* _Task to complete_
Format every line of these items as a JSON list of strings, one string per line, omitting blank lines and the pictures.

* _Source material_
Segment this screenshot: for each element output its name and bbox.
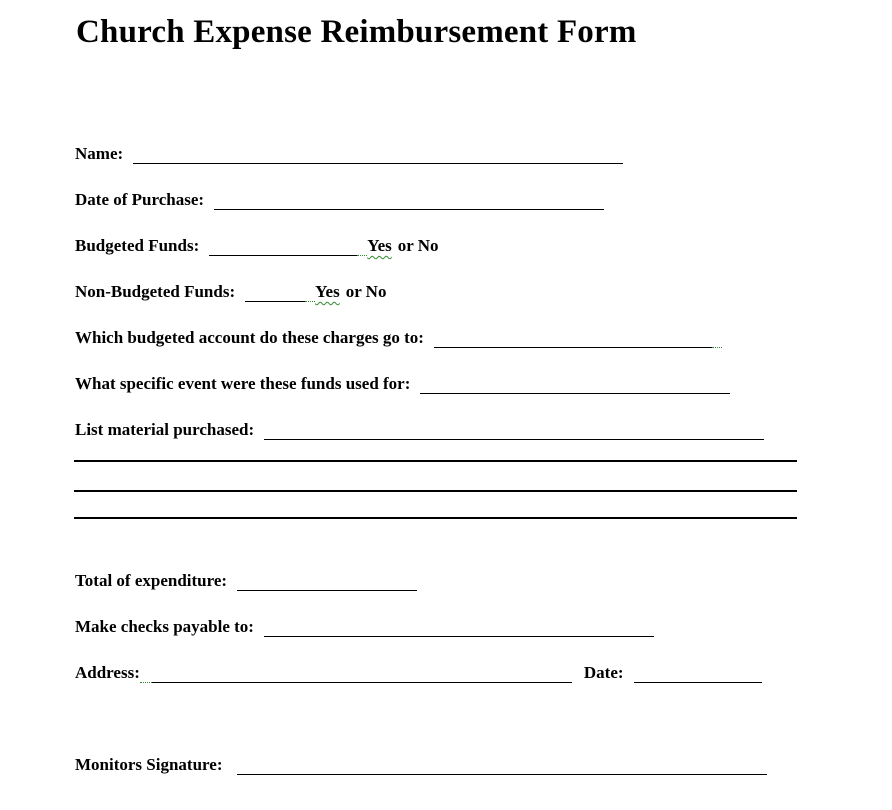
specific-event-field[interactable] (420, 375, 730, 394)
signature-field[interactable] (237, 756, 767, 775)
grammar-mark (357, 237, 367, 256)
specific-event-label: What specific event were these funds used for: (75, 374, 411, 393)
budgeted-no-option[interactable]: or No (397, 236, 439, 255)
date-of-purchase-label: Date of Purchase: (75, 190, 205, 209)
material-purchased-field[interactable] (264, 421, 764, 440)
non-budgeted-funds-field[interactable] (245, 283, 305, 302)
total-expenditure-field[interactable] (237, 572, 417, 591)
address-field[interactable] (152, 664, 572, 683)
specific-event-row (75, 370, 730, 394)
budgeted-yes-option[interactable]: Yes (367, 236, 392, 255)
non-budgeted-no-option[interactable]: or No (345, 282, 387, 301)
non-budgeted-funds-row (75, 278, 386, 302)
payable-to-label: Make checks payable to: (75, 617, 254, 636)
material-line-1[interactable] (74, 460, 797, 462)
non-budgeted-yes-option[interactable]: Yes (315, 282, 340, 301)
total-expenditure-row (75, 567, 417, 591)
form-title: Church Expense Reimbursement Form (76, 14, 637, 50)
name-field[interactable] (133, 145, 623, 164)
budgeted-funds-label: Budgeted Funds: (75, 236, 200, 255)
budgeted-account-row (75, 324, 722, 348)
date-of-purchase-row (75, 186, 604, 210)
name-label: Name: (75, 144, 124, 163)
date-label: Date: (583, 663, 624, 682)
material-purchased-row (75, 416, 764, 440)
budgeted-funds-row (75, 232, 439, 256)
address-row (75, 659, 762, 683)
date-field[interactable] (634, 664, 762, 683)
payable-to-row (75, 613, 654, 637)
name-row (75, 140, 623, 164)
address-label: Address: (75, 663, 140, 682)
date-of-purchase-field[interactable] (214, 191, 604, 210)
non-budgeted-funds-label: Non-Budgeted Funds: (75, 282, 236, 301)
total-expenditure-label: Total of expenditure: (75, 571, 228, 590)
signature-label: Monitors Signature: (75, 755, 223, 774)
budgeted-account-label: Which budgeted account do these charges go to: (75, 328, 424, 347)
material-line-2[interactable] (74, 490, 797, 492)
grammar-mark (140, 664, 152, 683)
material-line-3[interactable] (74, 517, 797, 519)
payable-to-field[interactable] (264, 618, 654, 637)
grammar-mark (305, 283, 315, 302)
budgeted-funds-field[interactable] (209, 237, 357, 256)
signature-row (75, 751, 767, 775)
material-purchased-label: List material purchased: (75, 420, 255, 439)
budgeted-account-field[interactable] (434, 329, 712, 348)
grammar-mark (712, 329, 722, 348)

* _Output for this task_
[
  "Segment this screenshot: for each element output its name and bbox.",
  "specific-event-field[interactable] (420, 375, 730, 394)",
  "signature-field[interactable] (237, 756, 767, 775)",
  "grammar-mark (357, 237, 367, 256)",
  "specific-event-label: What specific event were these funds used for: (75, 374, 411, 393)",
  "budgeted-no-option[interactable]: or No (397, 236, 439, 255)",
  "date-of-purchase-label: Date of Purchase: (75, 190, 205, 209)",
  "material-purchased-field[interactable] (264, 421, 764, 440)",
  "non-budgeted-funds-field[interactable] (245, 283, 305, 302)",
  "total-expenditure-field[interactable] (237, 572, 417, 591)",
  "address-field[interactable] (152, 664, 572, 683)",
  "specific-event-row (75, 370, 730, 394)",
  "budgeted-yes-option[interactable]: Yes (367, 236, 392, 255)",
  "non-budgeted-no-option[interactable]: or No (345, 282, 387, 301)",
  "non-budgeted-funds-row (75, 278, 386, 302)",
  "payable-to-label: Make checks payable to: (75, 617, 254, 636)",
  "material-line-1[interactable] (74, 460, 797, 462)",
  "non-budgeted-yes-option[interactable]: Yes (315, 282, 340, 301)",
  "total-expenditure-row (75, 567, 417, 591)",
  "form-title: Church Expense Reimbursement Form (76, 14, 637, 50)",
  "name-field[interactable] (133, 145, 623, 164)",
  "budgeted-funds-label: Budgeted Funds: (75, 236, 200, 255)",
  "budgeted-account-row (75, 324, 722, 348)",
  "date-of-purchase-row (75, 186, 604, 210)",
  "name-label: Name: (75, 144, 124, 163)",
  "date-label: Date: (583, 663, 624, 682)",
  "material-purchased-row (75, 416, 764, 440)",
  "budgeted-funds-row (75, 232, 439, 256)",
  "address-row (75, 659, 762, 683)",
  "date-field[interactable] (634, 664, 762, 683)",
  "payable-to-row (75, 613, 654, 637)",
  "name-row (75, 140, 623, 164)",
  "address-label: Address: (75, 663, 140, 682)",
  "date-of-purchase-field[interactable] (214, 191, 604, 210)",
  "non-budgeted-funds-label: Non-Budgeted Funds: (75, 282, 236, 301)",
  "total-expenditure-label: Total of expenditure: (75, 571, 228, 590)",
  "signature-label: Monitors Signature: (75, 755, 223, 774)",
  "budgeted-account-label: Which budgeted account do these charges go to: (75, 328, 424, 347)",
  "material-line-2[interactable] (74, 490, 797, 492)",
  "grammar-mark (140, 664, 152, 683)",
  "material-line-3[interactable] (74, 517, 797, 519)",
  "payable-to-field[interactable] (264, 618, 654, 637)",
  "grammar-mark (305, 283, 315, 302)",
  "budgeted-funds-field[interactable] (209, 237, 357, 256)",
  "signature-row (75, 751, 767, 775)",
  "material-purchased-label: List material purchased: (75, 420, 255, 439)",
  "budgeted-account-field[interactable] (434, 329, 712, 348)",
  "grammar-mark (712, 329, 722, 348)"
]